Stored rows >>
+---+
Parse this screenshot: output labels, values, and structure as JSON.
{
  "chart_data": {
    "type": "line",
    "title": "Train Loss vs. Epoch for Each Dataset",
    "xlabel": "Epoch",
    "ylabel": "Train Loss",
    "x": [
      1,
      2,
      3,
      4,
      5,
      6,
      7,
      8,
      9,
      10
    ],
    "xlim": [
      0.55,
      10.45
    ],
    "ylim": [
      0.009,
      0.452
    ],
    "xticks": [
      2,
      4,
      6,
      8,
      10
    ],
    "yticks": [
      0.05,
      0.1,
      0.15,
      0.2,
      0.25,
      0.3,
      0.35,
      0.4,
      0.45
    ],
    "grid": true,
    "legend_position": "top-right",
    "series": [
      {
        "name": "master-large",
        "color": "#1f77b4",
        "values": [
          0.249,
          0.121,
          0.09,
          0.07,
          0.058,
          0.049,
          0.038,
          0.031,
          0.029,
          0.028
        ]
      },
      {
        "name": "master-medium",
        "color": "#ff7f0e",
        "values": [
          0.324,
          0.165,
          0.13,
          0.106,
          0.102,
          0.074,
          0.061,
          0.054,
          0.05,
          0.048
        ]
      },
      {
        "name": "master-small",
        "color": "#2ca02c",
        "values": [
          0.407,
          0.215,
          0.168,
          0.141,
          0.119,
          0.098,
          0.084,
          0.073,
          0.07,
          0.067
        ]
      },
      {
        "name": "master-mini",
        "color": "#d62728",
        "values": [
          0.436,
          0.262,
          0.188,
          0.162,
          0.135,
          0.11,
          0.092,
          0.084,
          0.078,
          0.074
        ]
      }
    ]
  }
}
+---+
Work required >> Locate all lines in the listing above with the word "Loss" and copy them.

Output >>
    "title": "Train Loss vs. Epoch for Each Dataset",
    "ylabel": "Train Loss",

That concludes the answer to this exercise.